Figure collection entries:
§ §
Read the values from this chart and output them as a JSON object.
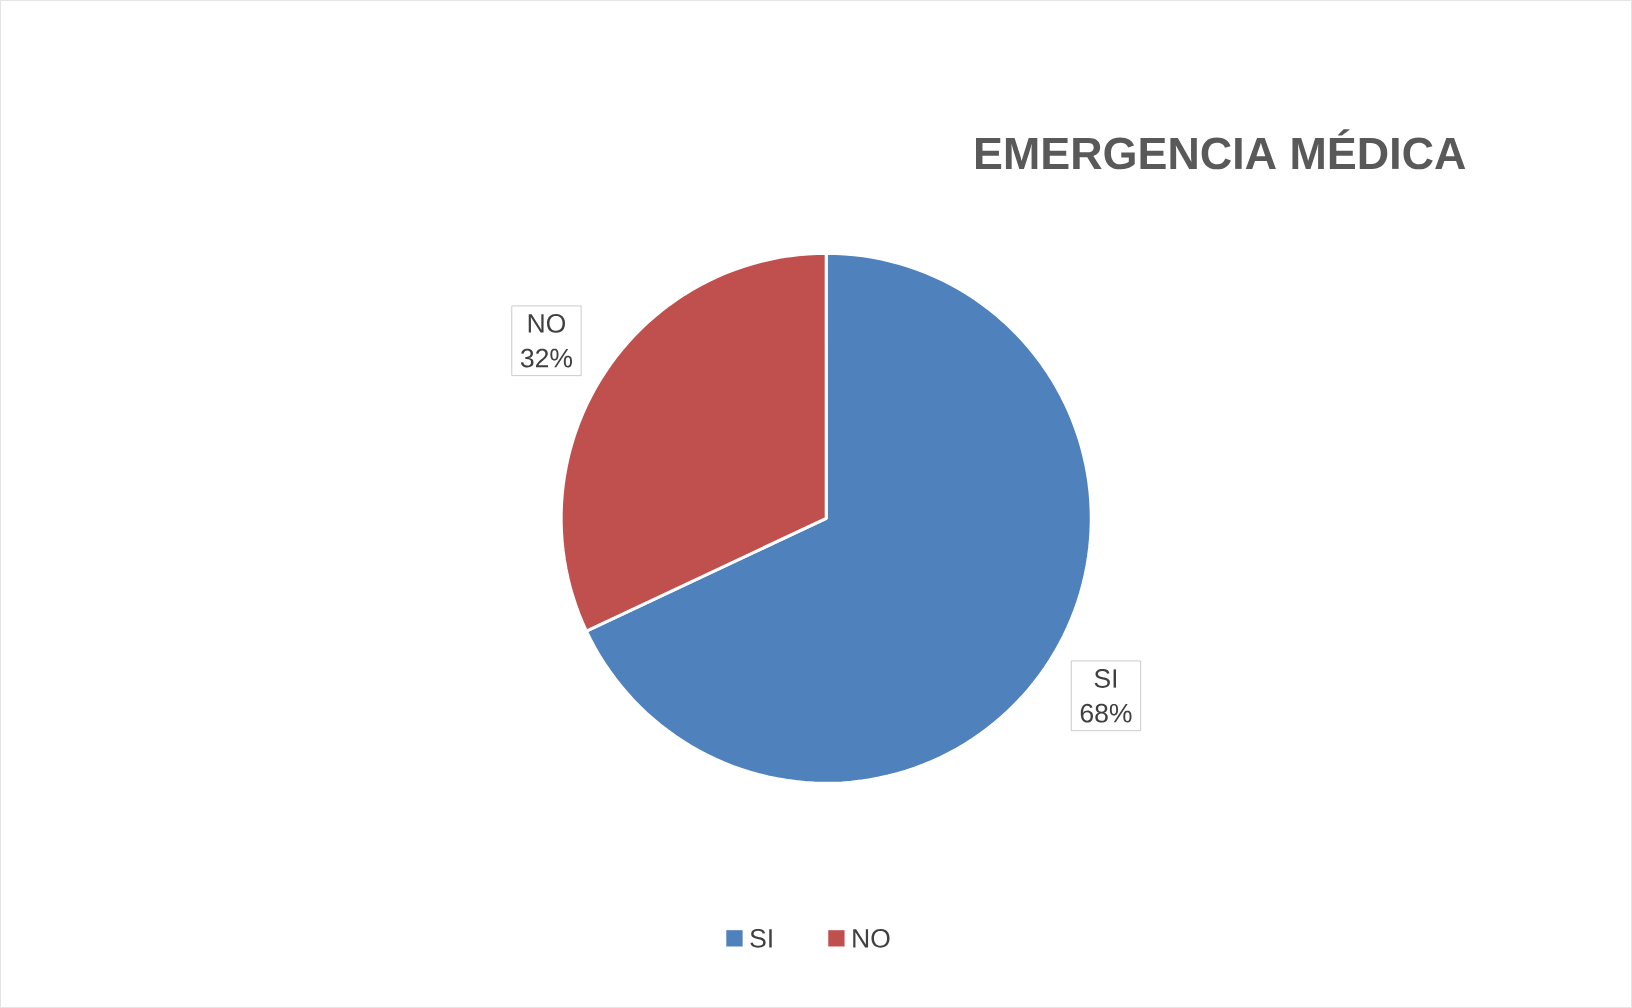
{
  "chart_data": {
    "type": "pie",
    "title": "EMERGENCIA MÉDICA",
    "categories": [
      "SI",
      "NO"
    ],
    "values": [
      68,
      32
    ],
    "value_labels": [
      "68%",
      "32%"
    ],
    "colors": [
      "#4f81bd",
      "#c0504d"
    ],
    "legend": "bottom"
  }
}
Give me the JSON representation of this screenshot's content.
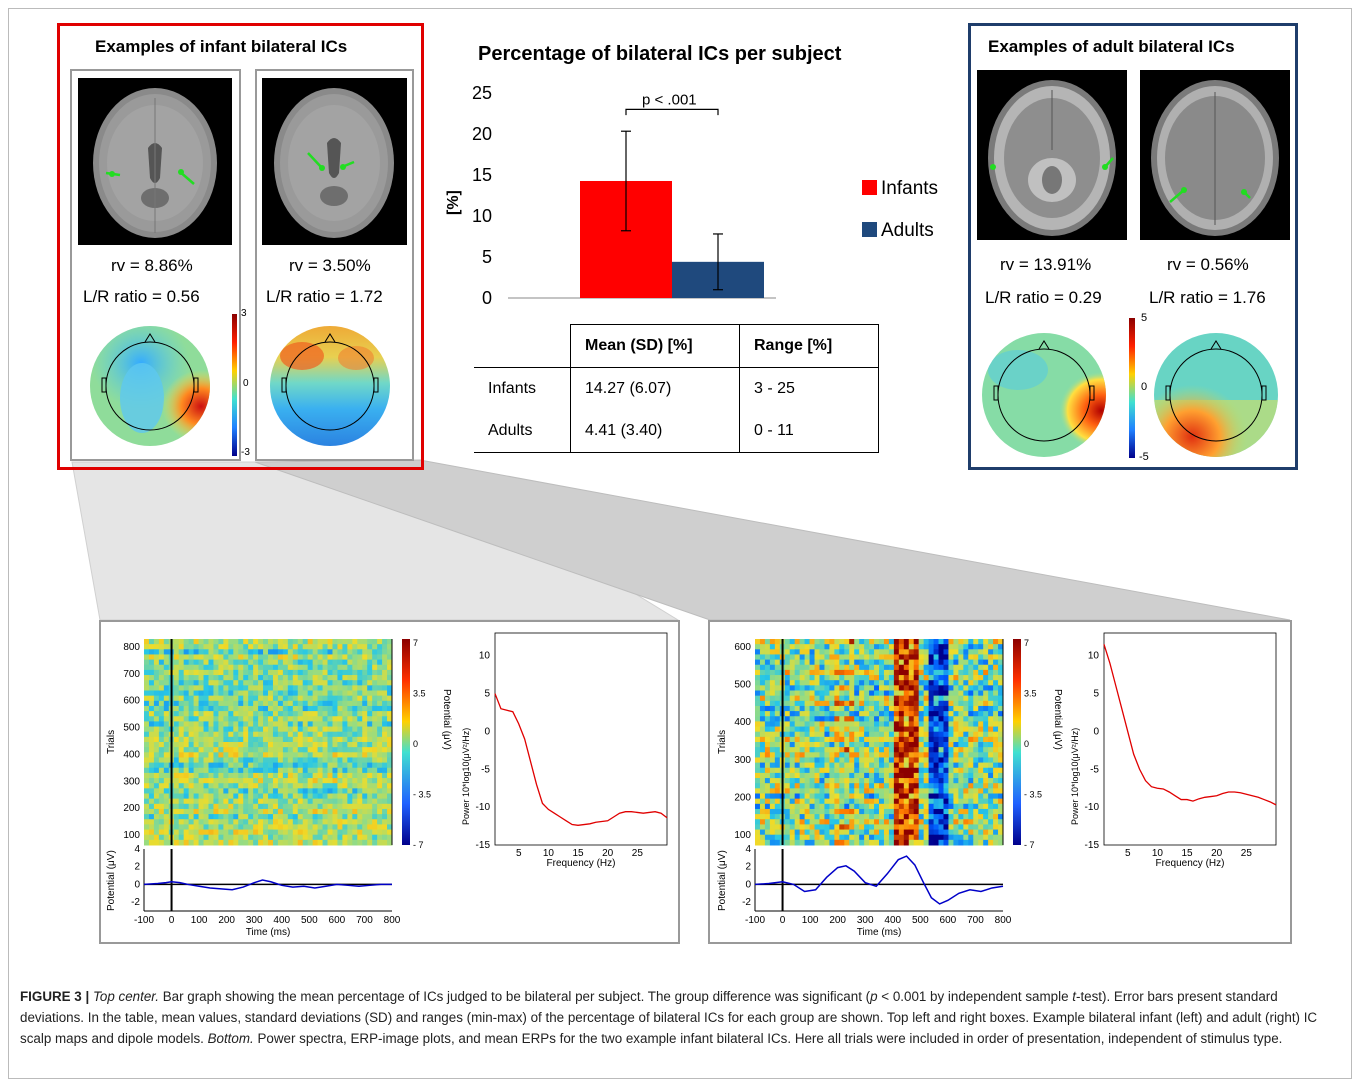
{
  "infant_panel": {
    "title": "Examples of infant bilateral ICs",
    "ic1": {
      "rv": "rv = 8.86%",
      "lr": "L/R ratio = 0.56"
    },
    "ic2": {
      "rv": "rv = 3.50%",
      "lr": "L/R ratio = 1.72"
    },
    "scale": {
      "max": "3",
      "mid": "0",
      "min": "-3"
    }
  },
  "adult_panel": {
    "title": "Examples of adult bilateral ICs",
    "ic1": {
      "rv": "rv = 13.91%",
      "lr": "L/R ratio = 0.29"
    },
    "ic2": {
      "rv": "rv = 0.56%",
      "lr": "L/R ratio = 1.76"
    },
    "scale": {
      "max": "5",
      "mid": "0",
      "min": "-5"
    }
  },
  "chart_data": [
    {
      "type": "bar",
      "title": "Percentage of bilateral ICs per subject",
      "ylabel": "[%]",
      "ylim": [
        0,
        25
      ],
      "yticks": [
        "0",
        "5",
        "10",
        "15",
        "20",
        "25"
      ],
      "series": [
        {
          "name": "Infants",
          "value": 14.27,
          "sd": 6.07,
          "color": "#ff0000"
        },
        {
          "name": "Adults",
          "value": 4.41,
          "sd": 3.4,
          "color": "#1f497d"
        }
      ],
      "annotation": "p < .001"
    },
    {
      "type": "line",
      "xlabel": "Frequency (Hz)",
      "ylabel": "Power 10*log10(μV²/Hz)",
      "xlim": [
        1,
        30
      ],
      "ylim": [
        -15,
        13
      ],
      "xticks": [
        "5",
        "10",
        "15",
        "20",
        "25"
      ],
      "yticks": [
        "10",
        "5",
        "0",
        "-5",
        "-10",
        "-15"
      ],
      "x": [
        1,
        2,
        3,
        4,
        5,
        6,
        7,
        8,
        9,
        10,
        11,
        12,
        13,
        14,
        15,
        16,
        17,
        18,
        19,
        20,
        21,
        22,
        23,
        24,
        25,
        26,
        27,
        28,
        29,
        30
      ],
      "y": [
        5,
        3,
        2.8,
        2.6,
        1,
        -1,
        -4,
        -7,
        -9.5,
        -10.3,
        -10.8,
        -11.3,
        -11.8,
        -12.3,
        -12.4,
        -12.3,
        -12.2,
        -12,
        -11.9,
        -11.8,
        -11.3,
        -10.8,
        -10.6,
        -10.6,
        -10.7,
        -10.8,
        -10.7,
        -10.6,
        -10.8,
        -11.4
      ],
      "color": "#e00000"
    },
    {
      "type": "line",
      "xlabel": "Frequency (Hz)",
      "ylabel": "Power 10*log10(μV²/Hz)",
      "xlim": [
        1,
        30
      ],
      "ylim": [
        -15,
        13
      ],
      "xticks": [
        "5",
        "10",
        "15",
        "20",
        "25"
      ],
      "yticks": [
        "10",
        "5",
        "0",
        "-5",
        "-10",
        "-15"
      ],
      "x": [
        1,
        2,
        3,
        4,
        5,
        6,
        7,
        8,
        9,
        10,
        11,
        12,
        13,
        14,
        15,
        16,
        17,
        18,
        19,
        20,
        21,
        22,
        23,
        24,
        25,
        26,
        27,
        28,
        29,
        30
      ],
      "y": [
        11.5,
        9,
        6,
        3,
        0,
        -3,
        -5,
        -6.5,
        -7.3,
        -7.5,
        -7.6,
        -8,
        -8.5,
        -9,
        -9,
        -9.2,
        -8.9,
        -8.7,
        -8.6,
        -8.5,
        -8.2,
        -8,
        -8,
        -8.1,
        -8.3,
        -8.5,
        -8.7,
        -9,
        -9.3,
        -9.7
      ],
      "color": "#e00000"
    },
    {
      "type": "line",
      "xlabel": "Time (ms)",
      "ylabel": "Potential (μV)",
      "xlim": [
        -100,
        800
      ],
      "ylim": [
        -3,
        4
      ],
      "xticks": [
        "-100",
        "0",
        "100",
        "200",
        "300",
        "400",
        "500",
        "600",
        "700",
        "800"
      ],
      "yticks": [
        "4",
        "2",
        "0",
        "-2"
      ],
      "x": [
        -100,
        -50,
        -20,
        0,
        30,
        60,
        100,
        140,
        180,
        220,
        260,
        300,
        330,
        360,
        400,
        440,
        480,
        520,
        560,
        600,
        640,
        680,
        720,
        760,
        800
      ],
      "y": [
        0,
        0.1,
        0.2,
        0.3,
        0.2,
        0,
        -0.2,
        -0.4,
        -0.5,
        -0.6,
        -0.3,
        0.2,
        0.5,
        0.3,
        -0.1,
        -0.3,
        -0.2,
        -0.4,
        -0.2,
        0,
        -0.1,
        -0.2,
        -0.1,
        0,
        0
      ],
      "color": "#0000c8"
    },
    {
      "type": "line",
      "xlabel": "Time (ms)",
      "ylabel": "Potential (μV)",
      "xlim": [
        -100,
        800
      ],
      "ylim": [
        -3,
        4
      ],
      "xticks": [
        "-100",
        "0",
        "100",
        "200",
        "300",
        "400",
        "500",
        "600",
        "700",
        "800"
      ],
      "yticks": [
        "4",
        "2",
        "0",
        "-2"
      ],
      "x": [
        -100,
        -50,
        0,
        40,
        80,
        120,
        160,
        200,
        230,
        260,
        300,
        340,
        380,
        420,
        450,
        480,
        510,
        540,
        570,
        600,
        640,
        680,
        720,
        760,
        800
      ],
      "y": [
        0,
        0.1,
        0.3,
        0,
        -0.8,
        -0.6,
        0.8,
        1.9,
        2.1,
        1.5,
        0.2,
        -0.2,
        1.2,
        2.8,
        3.2,
        2.2,
        0.3,
        -1.5,
        -2.2,
        -1.8,
        -1,
        -0.6,
        -0.8,
        -0.4,
        -0.2
      ],
      "color": "#0000c8"
    }
  ],
  "erp_image": {
    "ylabel": "Trials",
    "colorbar_label": "Potential (μV)",
    "infant": {
      "yticks": [
        "800",
        "700",
        "600",
        "500",
        "400",
        "300",
        "200",
        "100"
      ],
      "cb_ticks": [
        "7",
        "3.5",
        "0",
        "- 3.5",
        "- 7"
      ]
    },
    "adult": {
      "yticks": [
        "600",
        "500",
        "400",
        "300",
        "200",
        "100"
      ],
      "cb_ticks": [
        "7",
        "3.5",
        "0",
        "- 3.5",
        "- 7"
      ]
    }
  },
  "table": {
    "headers": [
      "Mean (SD) [%]",
      "Range [%]"
    ],
    "rows": [
      {
        "group": "Infants",
        "mean": "14.27 (6.07)",
        "range": "3 - 25"
      },
      {
        "group": "Adults",
        "mean": "4.41 (3.40)",
        "range": "0 - 11"
      }
    ]
  },
  "caption": {
    "label": "FIGURE 3 |",
    "part1_italic": "Top center.",
    "part1": " Bar graph showing the mean percentage of ICs judged to be bilateral per subject. The group difference was significant (",
    "p_italic": "p",
    "part2": " < 0.001 by independent sample ",
    "t_italic": "t",
    "part3": "-test). Error bars present standard deviations. In the table, mean values, standard deviations (SD) and ranges (min-max) of the percentage of bilateral ICs for each group are shown. Top left and right boxes. Example bilateral infant (left) and adult (right) IC scalp maps and dipole models. ",
    "bottom_italic": "Bottom.",
    "part4": " Power spectra, ERP-image plots, and mean ERPs for the two example infant bilateral ICs. Here all trials were included in order of presentation, independent of stimulus type."
  }
}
§ §
Do not include the images; transcribe the rest of the listing exactly.

### Exercise response
Read the values from this chart and output them as a JSON object.
{
  "chart_data": {
    "type": "pie",
    "title": "EMERGENCIA MÉDICA",
    "categories": [
      "SI",
      "NO"
    ],
    "values": [
      68,
      32
    ],
    "value_labels": [
      "68%",
      "32%"
    ],
    "colors": [
      "#4f81bd",
      "#c0504d"
    ],
    "legend": "bottom"
  }
}
Give me the JSON representation of this screenshot's content.
{
  "infant_panel": {
    "title": "Examples of infant bilateral ICs",
    "ic1": {
      "rv": "rv = 8.86%",
      "lr": "L/R ratio = 0.56"
    },
    "ic2": {
      "rv": "rv = 3.50%",
      "lr": "L/R ratio = 1.72"
    },
    "scale": {
      "max": "3",
      "mid": "0",
      "min": "-3"
    }
  },
  "adult_panel": {
    "title": "Examples of adult bilateral ICs",
    "ic1": {
      "rv": "rv = 13.91%",
      "lr": "L/R ratio = 0.29"
    },
    "ic2": {
      "rv": "rv = 0.56%",
      "lr": "L/R ratio = 1.76"
    },
    "scale": {
      "max": "5",
      "mid": "0",
      "min": "-5"
    }
  },
  "chart_data": [
    {
      "type": "bar",
      "title": "Percentage of bilateral ICs per subject",
      "ylabel": "[%]",
      "ylim": [
        0,
        25
      ],
      "yticks": [
        "0",
        "5",
        "10",
        "15",
        "20",
        "25"
      ],
      "series": [
        {
          "name": "Infants",
          "value": 14.27,
          "sd": 6.07,
          "color": "#ff0000"
        },
        {
          "name": "Adults",
          "value": 4.41,
          "sd": 3.4,
          "color": "#1f497d"
        }
      ],
      "annotation": "p < .001"
    },
    {
      "type": "line",
      "xlabel": "Frequency (Hz)",
      "ylabel": "Power 10*log10(μV²/Hz)",
      "xlim": [
        1,
        30
      ],
      "ylim": [
        -15,
        13
      ],
      "xticks": [
        "5",
        "10",
        "15",
        "20",
        "25"
      ],
      "yticks": [
        "10",
        "5",
        "0",
        "-5",
        "-10",
        "-15"
      ],
      "x": [
        1,
        2,
        3,
        4,
        5,
        6,
        7,
        8,
        9,
        10,
        11,
        12,
        13,
        14,
        15,
        16,
        17,
        18,
        19,
        20,
        21,
        22,
        23,
        24,
        25,
        26,
        27,
        28,
        29,
        30
      ],
      "y": [
        5,
        3,
        2.8,
        2.6,
        1,
        -1,
        -4,
        -7,
        -9.5,
        -10.3,
        -10.8,
        -11.3,
        -11.8,
        -12.3,
        -12.4,
        -12.3,
        -12.2,
        -12,
        -11.9,
        -11.8,
        -11.3,
        -10.8,
        -10.6,
        -10.6,
        -10.7,
        -10.8,
        -10.7,
        -10.6,
        -10.8,
        -11.4
      ],
      "color": "#e00000"
    },
    {
      "type": "line",
      "xlabel": "Frequency (Hz)",
      "ylabel": "Power 10*log10(μV²/Hz)",
      "xlim": [
        1,
        30
      ],
      "ylim": [
        -15,
        13
      ],
      "xticks": [
        "5",
        "10",
        "15",
        "20",
        "25"
      ],
      "yticks": [
        "10",
        "5",
        "0",
        "-5",
        "-10",
        "-15"
      ],
      "x": [
        1,
        2,
        3,
        4,
        5,
        6,
        7,
        8,
        9,
        10,
        11,
        12,
        13,
        14,
        15,
        16,
        17,
        18,
        19,
        20,
        21,
        22,
        23,
        24,
        25,
        26,
        27,
        28,
        29,
        30
      ],
      "y": [
        11.5,
        9,
        6,
        3,
        0,
        -3,
        -5,
        -6.5,
        -7.3,
        -7.5,
        -7.6,
        -8,
        -8.5,
        -9,
        -9,
        -9.2,
        -8.9,
        -8.7,
        -8.6,
        -8.5,
        -8.2,
        -8,
        -8,
        -8.1,
        -8.3,
        -8.5,
        -8.7,
        -9,
        -9.3,
        -9.7
      ],
      "color": "#e00000"
    },
    {
      "type": "line",
      "xlabel": "Time (ms)",
      "ylabel": "Potential (μV)",
      "xlim": [
        -100,
        800
      ],
      "ylim": [
        -3,
        4
      ],
      "xticks": [
        "-100",
        "0",
        "100",
        "200",
        "300",
        "400",
        "500",
        "600",
        "700",
        "800"
      ],
      "yticks": [
        "4",
        "2",
        "0",
        "-2"
      ],
      "x": [
        -100,
        -50,
        -20,
        0,
        30,
        60,
        100,
        140,
        180,
        220,
        260,
        300,
        330,
        360,
        400,
        440,
        480,
        520,
        560,
        600,
        640,
        680,
        720,
        760,
        800
      ],
      "y": [
        0,
        0.1,
        0.2,
        0.3,
        0.2,
        0,
        -0.2,
        -0.4,
        -0.5,
        -0.6,
        -0.3,
        0.2,
        0.5,
        0.3,
        -0.1,
        -0.3,
        -0.2,
        -0.4,
        -0.2,
        0,
        -0.1,
        -0.2,
        -0.1,
        0,
        0
      ],
      "color": "#0000c8"
    },
    {
      "type": "line",
      "xlabel": "Time (ms)",
      "ylabel": "Potential (μV)",
      "xlim": [
        -100,
        800
      ],
      "ylim": [
        -3,
        4
      ],
      "xticks": [
        "-100",
        "0",
        "100",
        "200",
        "300",
        "400",
        "500",
        "600",
        "700",
        "800"
      ],
      "yticks": [
        "4",
        "2",
        "0",
        "-2"
      ],
      "x": [
        -100,
        -50,
        0,
        40,
        80,
        120,
        160,
        200,
        230,
        260,
        300,
        340,
        380,
        420,
        450,
        480,
        510,
        540,
        570,
        600,
        640,
        680,
        720,
        760,
        800
      ],
      "y": [
        0,
        0.1,
        0.3,
        0,
        -0.8,
        -0.6,
        0.8,
        1.9,
        2.1,
        1.5,
        0.2,
        -0.2,
        1.2,
        2.8,
        3.2,
        2.2,
        0.3,
        -1.5,
        -2.2,
        -1.8,
        -1,
        -0.6,
        -0.8,
        -0.4,
        -0.2
      ],
      "color": "#0000c8"
    }
  ],
  "erp_image": {
    "ylabel": "Trials",
    "colorbar_label": "Potential (μV)",
    "infant": {
      "yticks": [
        "800",
        "700",
        "600",
        "500",
        "400",
        "300",
        "200",
        "100"
      ],
      "cb_ticks": [
        "7",
        "3.5",
        "0",
        "- 3.5",
        "- 7"
      ]
    },
    "adult": {
      "yticks": [
        "600",
        "500",
        "400",
        "300",
        "200",
        "100"
      ],
      "cb_ticks": [
        "7",
        "3.5",
        "0",
        "- 3.5",
        "- 7"
      ]
    }
  },
  "table": {
    "headers": [
      "Mean (SD) [%]",
      "Range [%]"
    ],
    "rows": [
      {
        "group": "Infants",
        "mean": "14.27 (6.07)",
        "range": "3 - 25"
      },
      {
        "group": "Adults",
        "mean": "4.41 (3.40)",
        "range": "0 - 11"
      }
    ]
  },
  "caption": {
    "label": "FIGURE 3 |",
    "part1_italic": "Top center.",
    "part1": " Bar graph showing the mean percentage of ICs judged to be bilateral per subject. The group difference was significant (",
    "p_italic": "p",
    "part2": " < 0.001 by independent sample ",
    "t_italic": "t",
    "part3": "-test). Error bars present standard deviations. In the table, mean values, standard deviations (SD) and ranges (min-max) of the percentage of bilateral ICs for each group are shown. Top left and right boxes. Example bilateral infant (left) and adult (right) IC scalp maps and dipole models. ",
    "bottom_italic": "Bottom.",
    "part4": " Power spectra, ERP-image plots, and mean ERPs for the two example infant bilateral ICs. Here all trials were included in order of presentation, independent of stimulus type."
  }
}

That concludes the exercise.